• [STATED TASK 1]: Duplicate the part of the TweetHarvester design text that opens with the words containing "This use case" and closes with "from linked websites.".
• [STATED TASK 2]: Go on with the TweetHarvester design text from the point where it stops.

• [PASSAGE TO READ]:
** begin **

TweetHarveser

Twitter is an incredibly useful collection of information about many topics, but by its nature that information is distributed across the entire network. There are people generating content about topics that a user may be interested unless you are actively following those people you will likely miss that content as it flows through the system. Additionally because every tweet is given equal weight in the stream of data, it can be easy to miss information that is more popular or is of greater value.

As an example I am working to learn the Go (www.golang.org) programing language, and like to read new articles as they are published. Many of them are listed on twitter and the really interesting articles are favorited & retweeted, the better or more valuable the article the more it shows up in the network.

Atom is a technology used to provide a simple syndication data format that a user may subscribe to an XML document and find new content as it is published. This project is an attempt to integrate these two technologies in order to provide information that maximizes the network effect of Twitter to curate data of value, and the simplicity of Atom to syndicate lists of websites.

Business and Engineering Objectives

Business Goal (Mission Objective)	Goal Refinement (Engineering Objective)
Collect topic specific links from Twitter.	Periodically search Twitter for new data on a given topic.
Determine if a Tweet contains a link.	Provide a ranked and filtered list of topic related links to the user.
Determine the relative rank of a link from its popularity on the Twitter network.	Return a list of links to the user of collected links.

System Context

The system operates in a simple context with input coming from the Twitter network and after processing being provided to a syndicated list consumer. The website at the end of the link is also queried for information.

Internally the system has several additional components which are depicted in the use case diagram below (Figure 2). As part of processing and providing useful input to the output to the user requires that the system retrieve information from the websites at the end of links. For processing and ranking tweets the system must convert short URLs used in Tweets to conserve space (http://t.co/pu1kOdQqhC) to a full length address. Additionally in order to provide value to the user, the system gets a copy of the website and scrapes the title from the HTML code.

This use case diagram implies the following functional requirements of the system.

The system shall retrieve content from Twitter based on the content of Tweets.
The system shall determine if a Tweet has a link.
The system shall determine the popularity of a link based upon the number of times that it is listed in a Tweet and how many times those Tweets are favorited by other users.
The system shall produce, on request a list of all links discovered, sorted based upon their popularity.
The system shall convert shortened addresses to full length addresses.
The system shall retrieve the title from linked websites.

Translating these functions into an architecture requires producing quality attributes to support architecture development. Table 2 shows quality attributes identified for this system.

** end **

• [DATASET]:
** begin **

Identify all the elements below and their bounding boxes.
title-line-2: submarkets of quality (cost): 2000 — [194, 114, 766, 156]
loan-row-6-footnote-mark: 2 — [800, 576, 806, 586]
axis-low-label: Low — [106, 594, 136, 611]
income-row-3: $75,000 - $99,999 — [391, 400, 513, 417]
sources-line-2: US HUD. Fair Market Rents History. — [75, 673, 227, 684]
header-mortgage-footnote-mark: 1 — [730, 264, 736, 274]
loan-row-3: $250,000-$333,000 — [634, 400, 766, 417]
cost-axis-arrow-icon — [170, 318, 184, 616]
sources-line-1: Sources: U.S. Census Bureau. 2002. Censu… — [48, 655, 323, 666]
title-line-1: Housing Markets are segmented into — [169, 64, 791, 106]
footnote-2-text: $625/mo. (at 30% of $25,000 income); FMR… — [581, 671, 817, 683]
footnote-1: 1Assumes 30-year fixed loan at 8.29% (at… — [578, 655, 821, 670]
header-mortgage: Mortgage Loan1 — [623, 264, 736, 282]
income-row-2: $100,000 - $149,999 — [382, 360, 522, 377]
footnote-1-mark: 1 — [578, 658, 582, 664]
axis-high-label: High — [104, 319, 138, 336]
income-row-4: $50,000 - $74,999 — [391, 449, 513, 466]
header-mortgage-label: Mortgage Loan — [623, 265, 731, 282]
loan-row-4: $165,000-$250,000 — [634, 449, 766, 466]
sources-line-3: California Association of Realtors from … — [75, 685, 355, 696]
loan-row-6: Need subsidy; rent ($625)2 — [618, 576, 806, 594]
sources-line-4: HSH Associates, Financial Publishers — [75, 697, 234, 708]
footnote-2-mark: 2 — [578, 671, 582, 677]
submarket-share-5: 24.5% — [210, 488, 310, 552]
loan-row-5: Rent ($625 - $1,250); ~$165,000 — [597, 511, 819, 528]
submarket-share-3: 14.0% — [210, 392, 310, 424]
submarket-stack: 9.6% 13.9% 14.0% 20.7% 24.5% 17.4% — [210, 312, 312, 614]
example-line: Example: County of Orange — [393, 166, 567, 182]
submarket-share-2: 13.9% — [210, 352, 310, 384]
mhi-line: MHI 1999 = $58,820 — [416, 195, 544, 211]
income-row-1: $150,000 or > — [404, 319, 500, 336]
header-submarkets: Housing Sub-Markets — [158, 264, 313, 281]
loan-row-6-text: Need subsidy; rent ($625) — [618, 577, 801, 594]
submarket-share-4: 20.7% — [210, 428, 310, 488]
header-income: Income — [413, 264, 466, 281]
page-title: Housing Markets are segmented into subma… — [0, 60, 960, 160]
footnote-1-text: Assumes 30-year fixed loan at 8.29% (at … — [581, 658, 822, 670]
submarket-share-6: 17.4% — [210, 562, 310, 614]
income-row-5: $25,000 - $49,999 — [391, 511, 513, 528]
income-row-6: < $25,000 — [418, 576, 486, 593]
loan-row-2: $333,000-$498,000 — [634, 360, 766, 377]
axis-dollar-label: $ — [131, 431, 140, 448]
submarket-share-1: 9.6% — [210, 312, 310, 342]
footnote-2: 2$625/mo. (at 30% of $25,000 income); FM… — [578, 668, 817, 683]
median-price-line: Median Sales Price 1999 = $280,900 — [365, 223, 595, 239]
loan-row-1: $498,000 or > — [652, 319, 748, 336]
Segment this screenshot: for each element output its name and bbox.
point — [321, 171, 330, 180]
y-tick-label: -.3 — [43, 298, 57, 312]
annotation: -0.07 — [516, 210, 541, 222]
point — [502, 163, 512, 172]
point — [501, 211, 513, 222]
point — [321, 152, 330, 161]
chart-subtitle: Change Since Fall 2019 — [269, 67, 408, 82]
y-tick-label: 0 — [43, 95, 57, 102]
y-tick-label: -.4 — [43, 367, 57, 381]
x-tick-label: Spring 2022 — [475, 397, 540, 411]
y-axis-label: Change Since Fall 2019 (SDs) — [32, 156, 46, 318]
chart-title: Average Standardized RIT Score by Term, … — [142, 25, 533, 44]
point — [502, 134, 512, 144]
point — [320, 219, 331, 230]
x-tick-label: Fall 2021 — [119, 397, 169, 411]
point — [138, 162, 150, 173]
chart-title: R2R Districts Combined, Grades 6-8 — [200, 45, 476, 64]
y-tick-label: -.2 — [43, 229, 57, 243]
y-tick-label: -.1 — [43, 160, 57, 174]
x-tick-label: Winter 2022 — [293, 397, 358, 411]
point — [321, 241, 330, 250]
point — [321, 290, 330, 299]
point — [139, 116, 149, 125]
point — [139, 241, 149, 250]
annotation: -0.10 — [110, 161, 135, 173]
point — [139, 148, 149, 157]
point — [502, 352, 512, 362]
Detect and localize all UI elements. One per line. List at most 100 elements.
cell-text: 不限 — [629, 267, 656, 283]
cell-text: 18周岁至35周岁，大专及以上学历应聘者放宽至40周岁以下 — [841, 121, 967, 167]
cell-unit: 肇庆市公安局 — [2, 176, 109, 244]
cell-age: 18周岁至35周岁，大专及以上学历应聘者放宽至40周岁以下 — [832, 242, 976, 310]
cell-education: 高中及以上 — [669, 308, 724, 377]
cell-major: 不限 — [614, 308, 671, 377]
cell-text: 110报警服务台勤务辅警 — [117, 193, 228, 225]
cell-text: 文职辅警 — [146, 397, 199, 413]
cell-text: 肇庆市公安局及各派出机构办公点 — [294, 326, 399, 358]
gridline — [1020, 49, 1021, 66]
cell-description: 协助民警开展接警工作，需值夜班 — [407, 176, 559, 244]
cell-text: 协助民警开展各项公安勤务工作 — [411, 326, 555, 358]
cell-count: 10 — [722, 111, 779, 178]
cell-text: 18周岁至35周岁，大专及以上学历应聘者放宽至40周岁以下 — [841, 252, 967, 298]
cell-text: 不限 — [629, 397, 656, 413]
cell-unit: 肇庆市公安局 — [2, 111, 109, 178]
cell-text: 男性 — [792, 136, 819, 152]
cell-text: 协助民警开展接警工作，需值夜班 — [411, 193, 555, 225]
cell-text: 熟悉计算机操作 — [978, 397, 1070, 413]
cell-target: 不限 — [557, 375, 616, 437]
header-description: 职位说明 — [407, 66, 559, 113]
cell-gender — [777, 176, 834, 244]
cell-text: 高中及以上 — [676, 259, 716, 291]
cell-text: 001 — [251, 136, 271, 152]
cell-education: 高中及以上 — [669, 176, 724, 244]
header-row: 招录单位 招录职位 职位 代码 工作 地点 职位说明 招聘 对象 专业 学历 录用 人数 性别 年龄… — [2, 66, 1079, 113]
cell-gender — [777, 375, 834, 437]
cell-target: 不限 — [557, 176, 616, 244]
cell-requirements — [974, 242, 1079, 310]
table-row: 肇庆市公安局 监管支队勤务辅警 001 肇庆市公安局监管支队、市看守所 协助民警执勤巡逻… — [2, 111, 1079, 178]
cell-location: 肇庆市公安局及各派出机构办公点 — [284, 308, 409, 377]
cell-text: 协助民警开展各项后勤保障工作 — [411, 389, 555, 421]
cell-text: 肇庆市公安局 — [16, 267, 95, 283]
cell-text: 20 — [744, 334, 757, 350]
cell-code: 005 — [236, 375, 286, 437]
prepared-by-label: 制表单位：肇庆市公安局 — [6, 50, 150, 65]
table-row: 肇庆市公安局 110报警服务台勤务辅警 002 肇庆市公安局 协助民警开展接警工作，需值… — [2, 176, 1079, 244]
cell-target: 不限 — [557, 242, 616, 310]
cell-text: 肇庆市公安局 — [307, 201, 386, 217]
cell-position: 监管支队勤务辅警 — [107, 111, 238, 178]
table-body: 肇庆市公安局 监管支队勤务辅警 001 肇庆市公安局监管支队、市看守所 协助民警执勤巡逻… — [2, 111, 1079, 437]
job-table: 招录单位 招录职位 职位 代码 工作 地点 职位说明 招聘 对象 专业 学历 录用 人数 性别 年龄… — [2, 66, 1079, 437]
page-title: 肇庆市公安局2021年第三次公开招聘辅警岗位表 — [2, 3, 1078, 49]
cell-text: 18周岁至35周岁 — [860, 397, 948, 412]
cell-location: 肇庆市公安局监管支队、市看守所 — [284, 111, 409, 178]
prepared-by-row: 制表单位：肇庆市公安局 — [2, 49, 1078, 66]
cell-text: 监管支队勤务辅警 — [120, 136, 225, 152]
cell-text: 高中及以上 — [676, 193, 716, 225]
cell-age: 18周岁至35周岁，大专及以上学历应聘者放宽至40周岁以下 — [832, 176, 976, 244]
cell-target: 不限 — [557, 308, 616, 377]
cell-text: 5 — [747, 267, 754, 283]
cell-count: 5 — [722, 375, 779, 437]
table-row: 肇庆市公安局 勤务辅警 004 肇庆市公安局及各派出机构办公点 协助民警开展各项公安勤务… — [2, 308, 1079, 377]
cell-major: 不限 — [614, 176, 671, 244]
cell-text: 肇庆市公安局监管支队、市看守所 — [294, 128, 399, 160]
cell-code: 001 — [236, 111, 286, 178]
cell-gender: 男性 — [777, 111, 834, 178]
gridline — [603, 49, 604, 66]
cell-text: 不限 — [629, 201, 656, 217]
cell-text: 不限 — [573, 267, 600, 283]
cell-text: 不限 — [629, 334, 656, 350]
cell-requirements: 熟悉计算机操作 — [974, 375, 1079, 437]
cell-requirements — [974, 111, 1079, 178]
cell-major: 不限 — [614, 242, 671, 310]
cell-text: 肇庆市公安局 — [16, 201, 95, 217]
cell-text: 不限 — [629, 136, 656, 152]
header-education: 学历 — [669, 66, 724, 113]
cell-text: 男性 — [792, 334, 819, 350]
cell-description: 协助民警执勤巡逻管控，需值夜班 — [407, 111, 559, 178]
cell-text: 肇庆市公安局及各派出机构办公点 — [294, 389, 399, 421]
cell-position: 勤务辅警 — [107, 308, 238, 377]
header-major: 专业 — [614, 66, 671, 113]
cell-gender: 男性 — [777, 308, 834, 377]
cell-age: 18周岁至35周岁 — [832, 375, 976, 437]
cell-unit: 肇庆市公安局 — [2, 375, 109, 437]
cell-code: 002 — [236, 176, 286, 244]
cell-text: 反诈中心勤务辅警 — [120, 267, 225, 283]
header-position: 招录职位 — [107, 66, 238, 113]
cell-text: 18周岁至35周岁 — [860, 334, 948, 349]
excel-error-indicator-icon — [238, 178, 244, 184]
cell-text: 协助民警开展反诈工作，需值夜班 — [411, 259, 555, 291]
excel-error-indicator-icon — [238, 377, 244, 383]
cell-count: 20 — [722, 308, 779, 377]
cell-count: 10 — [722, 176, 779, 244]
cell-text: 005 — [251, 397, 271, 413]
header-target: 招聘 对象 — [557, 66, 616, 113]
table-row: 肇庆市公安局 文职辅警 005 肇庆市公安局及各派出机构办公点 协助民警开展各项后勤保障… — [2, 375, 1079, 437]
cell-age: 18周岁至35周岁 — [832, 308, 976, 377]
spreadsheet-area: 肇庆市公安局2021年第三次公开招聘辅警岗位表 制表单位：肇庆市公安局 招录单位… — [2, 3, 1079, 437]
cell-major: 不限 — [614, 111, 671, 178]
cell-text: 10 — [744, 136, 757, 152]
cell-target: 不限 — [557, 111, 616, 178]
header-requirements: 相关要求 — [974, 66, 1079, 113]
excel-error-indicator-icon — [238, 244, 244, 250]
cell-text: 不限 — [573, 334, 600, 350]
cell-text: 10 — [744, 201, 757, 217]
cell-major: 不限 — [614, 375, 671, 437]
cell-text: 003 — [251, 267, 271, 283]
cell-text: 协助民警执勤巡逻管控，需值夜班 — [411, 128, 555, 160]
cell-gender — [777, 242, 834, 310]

** end **

• [TASK OUTPUT 1]:
This use case diagram implies the following functional requirements of the system.

The system shall retrieve content from Twitter based on the content of Tweets.
The system shall determine if a Tweet has a link.
The system shall determine the popularity of a link based upon the number of times that it is listed in a Tweet and how many times those Tweets are favorited by other users.
The system shall produce, on request a list of all links discovered, sorted based upon their popularity.
The system shall convert shortened addresses to full length addresses.
The system shall retrieve the title from linked websites.

• [TASK OUTPUT 2]:
Engineering Objectives and Quality attributes

Engineering Objective	Quality Attribute	Quality Attribute Scenario	Priority	Tactic	Reason
Periodically search Twitter for new data on a given topic.	Interoperability	The system on a managed basis make a query to the Twitter API and receives a batch of new matching Tweets.	M	Tailor Interface	Utilizing common interfaces between the system and the Twitter API is essential to integrating those systems.
Determine if a Tweet contains a link.	Performance	Within 1 second of downloading a tweet the system has determined if the text contains a link.	H	Introduce concurrency	Because of the large volume of Tweets that could be returned and because each Tweet is independent, they may be analysed concurrently to increase performance.
Determine the relative rank of a link from its popularity on the Twitter network.	Performance	The system summarizes on an hourly basis new information collected from the Twitter API	H	Schedule resources	Scheduling the most complex task of the process allows for control of resources.
Return a list of links to the user of collected links.	Usability	Once the user has requested a summary of new posts the system provides a list in a standard format for consumption	M	Maintain task model	Complying to the consumption format standard (Atom) is essential to producing a readable product for the user.

Workflows or Process Flow Design

Control Flow

There are two major points at which information is filtered in this system. First when a tweet is received and it must be determined if it has information of value (a link). The second is when a list of links must be processed. Control flows for these processes are shown below.

Interaction Design

Architecture Models

| # | Architectural Driver | Priority | (Business Need, Tech Complex) | Source | |--|--|--|--| | 1 | Support various inputs and outputs | (H, L) | Supporting the input and output formats of the Twitter API (HTTP/JSON) and Atom (HTTP/XML) are essential for integration | | 2 | Be highly performant for large volumes of data | (M, M) | Large volumes of data require efficient processing to ensure efficient use of resources. |

The system architecture as developed has three major components, a Map-Reduce pattern for processing the content of tweets and determining their score. A Tweet Collector that is responsible for serving as the interface to the Twitter API. And the Feed Producer is responsible for providing an Atom feed to the user with the list of ranked tweets.

Element Catalog for Module View

#	Component	Responsibilities
1	Map-Reduce	The system shall determine if a Tweet has a link.
2	TweetCollector	The system shall retrieve content from Twitter based on the content of Tweets.
3	FeedProducer	The system shall retrieve the title from linked websites.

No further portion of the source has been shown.